## EXERCISE INSTRUCTIONS
Omit every picture and output the rest of the records exactly as they are.

## ENTRIES SUPPLIED
________________________
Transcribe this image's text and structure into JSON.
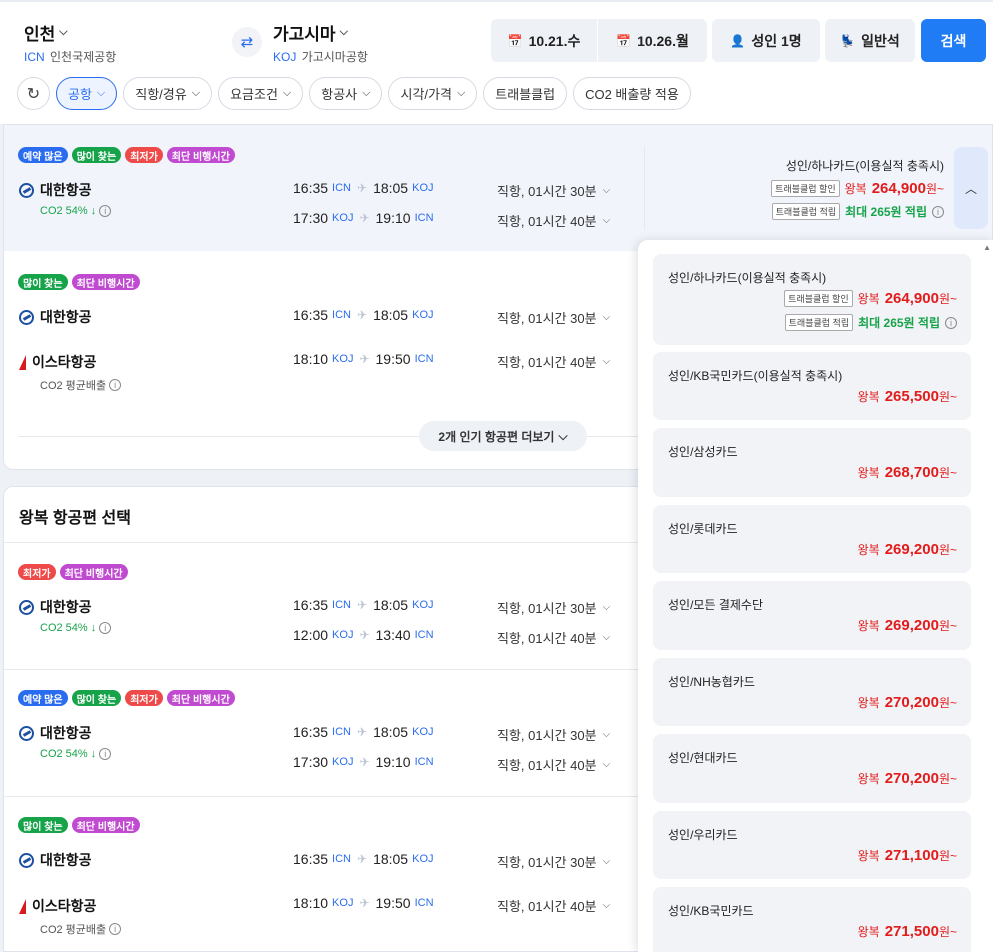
{
  "header": {
    "origin": {
      "city": "인천",
      "code": "ICN",
      "airport": "인천국제공항"
    },
    "destination": {
      "city": "가고시마",
      "code": "KOJ",
      "airport": "가고시마공항"
    },
    "depart_date": "10.21.수",
    "return_date": "10.26.월",
    "passengers": "성인 1명",
    "cabin": "일반석",
    "search_label": "검색"
  },
  "filters": [
    {
      "label": "공항",
      "has_chevron": true,
      "active": true
    },
    {
      "label": "직항/경유",
      "has_chevron": true,
      "active": false
    },
    {
      "label": "요금조건",
      "has_chevron": true,
      "active": false
    },
    {
      "label": "항공사",
      "has_chevron": true,
      "active": false
    },
    {
      "label": "시각/가격",
      "has_chevron": true,
      "active": false
    },
    {
      "label": "트래블클럽",
      "has_chevron": false,
      "active": false
    },
    {
      "label": "CO2 배출량 적용",
      "has_chevron": false,
      "active": false
    }
  ],
  "outbound_results": [
    {
      "badges": [
        "예약 많은",
        "많이 찾는",
        "최저가",
        "최단 비행시간"
      ],
      "legs": [
        {
          "airline": "대한항공",
          "dep_time": "16:35",
          "dep_code": "ICN",
          "arr_time": "18:05",
          "arr_code": "KOJ",
          "duration": "직항, 01시간 30분"
        },
        {
          "airline": "",
          "dep_time": "17:30",
          "dep_code": "KOJ",
          "arr_time": "19:10",
          "arr_code": "ICN",
          "duration": "직항, 01시간 40분"
        }
      ],
      "co2": "CO2 54% ↓",
      "price": {
        "title": "성인/하나카드(이용실적 충족시)",
        "tag1": "트래블클럽 할인",
        "rt": "왕복",
        "amount": "264,900",
        "unit": "원~",
        "tag2": "트래블클럽 적립",
        "reward": "최대 265원 적립"
      }
    },
    {
      "badges": [
        "많이 찾는",
        "최단 비행시간"
      ],
      "legs": [
        {
          "airline": "대한항공",
          "dep_time": "16:35",
          "dep_code": "ICN",
          "arr_time": "18:05",
          "arr_code": "KOJ",
          "duration": "직항, 01시간 30분"
        },
        {
          "airline": "이스타항공",
          "dep_time": "18:10",
          "dep_code": "KOJ",
          "arr_time": "19:50",
          "arr_code": "ICN",
          "duration": "직항, 01시간 40분"
        }
      ],
      "co2": "CO2 평균배출",
      "more_label": "2개 인기 항공편 더보기"
    }
  ],
  "return_section": {
    "title": "왕복 항공편 선택",
    "results": [
      {
        "badges": [
          "최저가",
          "최단 비행시간"
        ],
        "legs": [
          {
            "airline": "대한항공",
            "dep_time": "16:35",
            "dep_code": "ICN",
            "arr_time": "18:05",
            "arr_code": "KOJ",
            "duration": "직항, 01시간 30분"
          },
          {
            "airline": "",
            "dep_time": "12:00",
            "dep_code": "KOJ",
            "arr_time": "13:40",
            "arr_code": "ICN",
            "duration": "직항, 01시간 40분"
          }
        ],
        "co2": "CO2 54% ↓"
      },
      {
        "badges": [
          "예약 많은",
          "많이 찾는",
          "최저가",
          "최단 비행시간"
        ],
        "legs": [
          {
            "airline": "대한항공",
            "dep_time": "16:35",
            "dep_code": "ICN",
            "arr_time": "18:05",
            "arr_code": "KOJ",
            "duration": "직항, 01시간 30분"
          },
          {
            "airline": "",
            "dep_time": "17:30",
            "dep_code": "KOJ",
            "arr_time": "19:10",
            "arr_code": "ICN",
            "duration": "직항, 01시간 40분"
          }
        ],
        "co2": "CO2 54% ↓"
      },
      {
        "badges": [
          "많이 찾는",
          "최단 비행시간"
        ],
        "legs": [
          {
            "airline": "대한항공",
            "dep_time": "16:35",
            "dep_code": "ICN",
            "arr_time": "18:05",
            "arr_code": "KOJ",
            "duration": "직항, 01시간 30분"
          },
          {
            "airline": "이스타항공",
            "dep_time": "18:10",
            "dep_code": "KOJ",
            "arr_time": "19:50",
            "arr_code": "ICN",
            "duration": "직항, 01시간 40분"
          }
        ],
        "co2": "CO2 평균배출"
      }
    ]
  },
  "fare_options": [
    {
      "title": "성인/하나카드(이용실적 충족시)",
      "tag1": "트래블클럽 할인",
      "rt": "왕복",
      "amount": "264,900",
      "unit": "원~",
      "tag2": "트래블클럽 적립",
      "reward": "최대 265원 적립"
    },
    {
      "title": "성인/KB국민카드(이용실적 충족시)",
      "rt": "왕복",
      "amount": "265,500",
      "unit": "원~"
    },
    {
      "title": "성인/삼성카드",
      "rt": "왕복",
      "amount": "268,700",
      "unit": "원~"
    },
    {
      "title": "성인/롯데카드",
      "rt": "왕복",
      "amount": "269,200",
      "unit": "원~"
    },
    {
      "title": "성인/모든 결제수단",
      "rt": "왕복",
      "amount": "269,200",
      "unit": "원~"
    },
    {
      "title": "성인/NH농협카드",
      "rt": "왕복",
      "amount": "270,200",
      "unit": "원~"
    },
    {
      "title": "성인/현대카드",
      "rt": "왕복",
      "amount": "270,200",
      "unit": "원~"
    },
    {
      "title": "성인/우리카드",
      "rt": "왕복",
      "amount": "271,100",
      "unit": "원~"
    },
    {
      "title": "성인/KB국민카드",
      "rt": "왕복",
      "amount": "271,500",
      "unit": "원~"
    }
  ],
  "colors": {
    "accent": "#1f7cf5",
    "price": "#e21b1b",
    "eco": "#17a34a",
    "badge_blue": "#2a6cf0",
    "badge_green": "#17a34a",
    "badge_red": "#ef4a4a",
    "badge_purple": "#c04ad0"
  }
}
________________________
## WRITTEN REPLY
Transcribe this image's text and structure into JSON.
{
  "header": {
    "origin": {
      "city": "인천",
      "code": "ICN",
      "airport": "인천국제공항"
    },
    "destination": {
      "city": "가고시마",
      "code": "KOJ",
      "airport": "가고시마공항"
    },
    "depart_date": "10.21.수",
    "return_date": "10.26.월",
    "passengers": "성인 1명",
    "cabin": "일반석",
    "search_label": "검색"
  },
  "filters": [
    {
      "label": "공항",
      "has_chevron": true,
      "active": true
    },
    {
      "label": "직항/경유",
      "has_chevron": true,
      "active": false
    },
    {
      "label": "요금조건",
      "has_chevron": true,
      "active": false
    },
    {
      "label": "항공사",
      "has_chevron": true,
      "active": false
    },
    {
      "label": "시각/가격",
      "has_chevron": true,
      "active": false
    },
    {
      "label": "트래블클럽",
      "has_chevron": false,
      "active": false
    },
    {
      "label": "CO2 배출량 적용",
      "has_chevron": false,
      "active": false
    }
  ],
  "outbound_results": [
    {
      "badges": [
        "예약 많은",
        "많이 찾는",
        "최저가",
        "최단 비행시간"
      ],
      "legs": [
        {
          "airline": "대한항공",
          "dep_time": "16:35",
          "dep_code": "ICN",
          "arr_time": "18:05",
          "arr_code": "KOJ",
          "duration": "직항, 01시간 30분"
        },
        {
          "airline": "",
          "dep_time": "17:30",
          "dep_code": "KOJ",
          "arr_time": "19:10",
          "arr_code": "ICN",
          "duration": "직항, 01시간 40분"
        }
      ],
      "co2": "CO2 54% ↓",
      "price": {
        "title": "성인/하나카드(이용실적 충족시)",
        "tag1": "트래블클럽 할인",
        "rt": "왕복",
        "amount": "264,900",
        "unit": "원~",
        "tag2": "트래블클럽 적립",
        "reward": "최대 265원 적립"
      }
    },
    {
      "badges": [
        "많이 찾는",
        "최단 비행시간"
      ],
      "legs": [
        {
          "airline": "대한항공",
          "dep_time": "16:35",
          "dep_code": "ICN",
          "arr_time": "18:05",
          "arr_code": "KOJ",
          "duration": "직항, 01시간 30분"
        },
        {
          "airline": "이스타항공",
          "dep_time": "18:10",
          "dep_code": "KOJ",
          "arr_time": "19:50",
          "arr_code": "ICN",
          "duration": "직항, 01시간 40분"
        }
      ],
      "co2": "CO2 평균배출",
      "more_label": "2개 인기 항공편 더보기"
    }
  ],
  "return_section": {
    "title": "왕복 항공편 선택",
    "results": [
      {
        "badges": [
          "최저가",
          "최단 비행시간"
        ],
        "legs": [
          {
            "airline": "대한항공",
            "dep_time": "16:35",
            "dep_code": "ICN",
            "arr_time": "18:05",
            "arr_code": "KOJ",
            "duration": "직항, 01시간 30분"
          },
          {
            "airline": "",
            "dep_time": "12:00",
            "dep_code": "KOJ",
            "arr_time": "13:40",
            "arr_code": "ICN",
            "duration": "직항, 01시간 40분"
          }
        ],
        "co2": "CO2 54% ↓"
      },
      {
        "badges": [
          "예약 많은",
          "많이 찾는",
          "최저가",
          "최단 비행시간"
        ],
        "legs": [
          {
            "airline": "대한항공",
            "dep_time": "16:35",
            "dep_code": "ICN",
            "arr_time": "18:05",
            "arr_code": "KOJ",
            "duration": "직항, 01시간 30분"
          },
          {
            "airline": "",
            "dep_time": "17:30",
            "dep_code": "KOJ",
            "arr_time": "19:10",
            "arr_code": "ICN",
            "duration": "직항, 01시간 40분"
          }
        ],
        "co2": "CO2 54% ↓"
      },
      {
        "badges": [
          "많이 찾는",
          "최단 비행시간"
        ],
        "legs": [
          {
            "airline": "대한항공",
            "dep_time": "16:35",
            "dep_code": "ICN",
            "arr_time": "18:05",
            "arr_code": "KOJ",
            "duration": "직항, 01시간 30분"
          },
          {
            "airline": "이스타항공",
            "dep_time": "18:10",
            "dep_code": "KOJ",
            "arr_time": "19:50",
            "arr_code": "ICN",
            "duration": "직항, 01시간 40분"
          }
        ],
        "co2": "CO2 평균배출"
      }
    ]
  },
  "fare_options": [
    {
      "title": "성인/하나카드(이용실적 충족시)",
      "tag1": "트래블클럽 할인",
      "rt": "왕복",
      "amount": "264,900",
      "unit": "원~",
      "tag2": "트래블클럽 적립",
      "reward": "최대 265원 적립"
    },
    {
      "title": "성인/KB국민카드(이용실적 충족시)",
      "rt": "왕복",
      "amount": "265,500",
      "unit": "원~"
    },
    {
      "title": "성인/삼성카드",
      "rt": "왕복",
      "amount": "268,700",
      "unit": "원~"
    },
    {
      "title": "성인/롯데카드",
      "rt": "왕복",
      "amount": "269,200",
      "unit": "원~"
    },
    {
      "title": "성인/모든 결제수단",
      "rt": "왕복",
      "amount": "269,200",
      "unit": "원~"
    },
    {
      "title": "성인/NH농협카드",
      "rt": "왕복",
      "amount": "270,200",
      "unit": "원~"
    },
    {
      "title": "성인/현대카드",
      "rt": "왕복",
      "amount": "270,200",
      "unit": "원~"
    },
    {
      "title": "성인/우리카드",
      "rt": "왕복",
      "amount": "271,100",
      "unit": "원~"
    },
    {
      "title": "성인/KB국민카드",
      "rt": "왕복",
      "amount": "271,500",
      "unit": "원~"
    }
  ],
  "colors": {
    "accent": "#1f7cf5",
    "price": "#e21b1b",
    "eco": "#17a34a",
    "badge_blue": "#2a6cf0",
    "badge_green": "#17a34a",
    "badge_red": "#ef4a4a",
    "badge_purple": "#c04ad0"
  }
}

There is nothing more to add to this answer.